▶ _SET TASK_
Copy out the entries in full and with complete accuracy; pictures are excluded.

Dataset rows
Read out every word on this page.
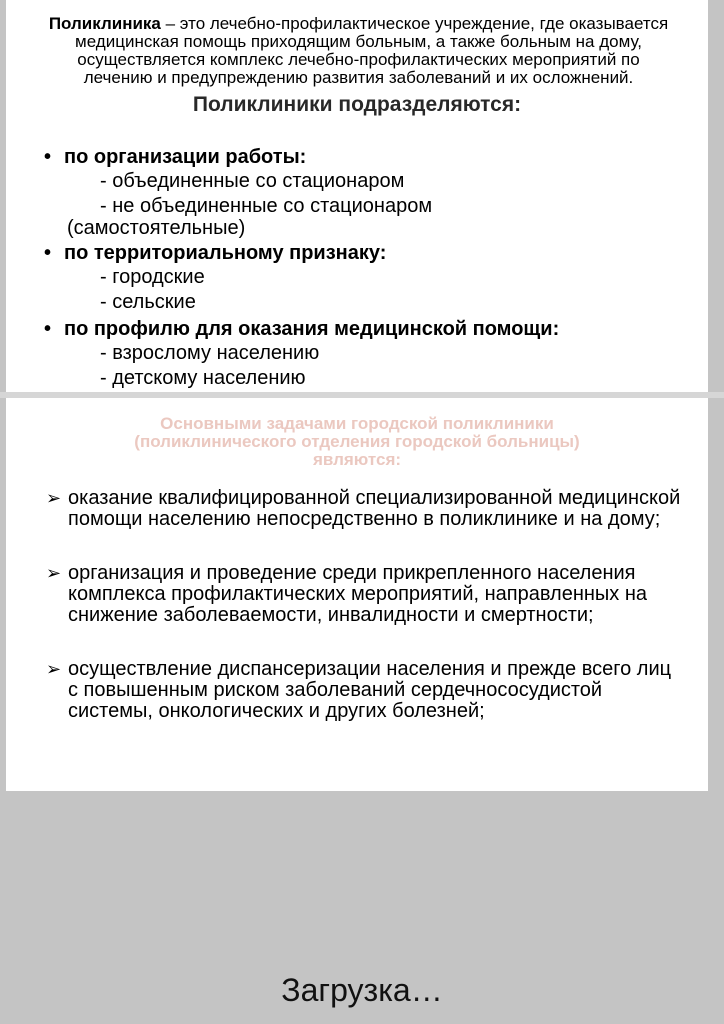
Поликлиника – это лечебно-профилактическое учреждение, где оказывается медицинская помощь приходящим больным, а также больным на дому, осуществляется комплекс лечебно-профилактических мероприятий по лечению и предупреждению развития заболеваний и их осложнений.
Поликлиники подразделяются:

• по организации работы:

- объединенные со стационаром
- не объединенные со стационаром
(самостоятельные)

• по территориальному признаку:

- городские
- сельские

• по профилю для оказания медицинской помощи:

- взрослому населению
- детскому населению
Основными задачами городской поликлиники
(поликлинического отделения городской больницы)
являются:
➢ оказание квалифицированной специализированной медицинской помощи населению непосредственно в поликлинике и на дому;
➢ организация и проведение среди прикрепленного населения комплекса профилактических мероприятий, направленных на снижение заболеваемости, инвалидности и смертности;
➢ осуществление диспансеризации населения и прежде всего лиц с повышенным риском заболеваний сердечнососудистой системы, онкологических и других болезней;
Загрузка…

▶ _EXERCISE RESPONSE_
Read out every word on this page.
Поликлиника – это лечебно-профилактическое учреждение, где оказывается медицинская помощь приходящим больным, а также больным на дому, осуществляется комплекс лечебно-профилактических мероприятий по лечению и предупреждению развития заболеваний и их осложнений.
Поликлиники подразделяются:

• по организации работы:

- объединенные со стационаром
- не объединенные со стационаром
(самостоятельные)

• по территориальному признаку:

- городские
- сельские

• по профилю для оказания медицинской помощи:

- взрослому населению
- детскому населению
Основными задачами городской поликлиники
(поликлинического отделения городской больницы)
являются:
➢ оказание квалифицированной специализированной медицинской помощи населению непосредственно в поликлинике и на дому;
➢ организация и проведение среди прикрепленного населения комплекса профилактических мероприятий, направленных на снижение заболеваемости, инвалидности и смертности;
➢ осуществление диспансеризации населения и прежде всего лиц с повышенным риском заболеваний сердечнососудистой системы, онкологических и других болезней;
Загрузка…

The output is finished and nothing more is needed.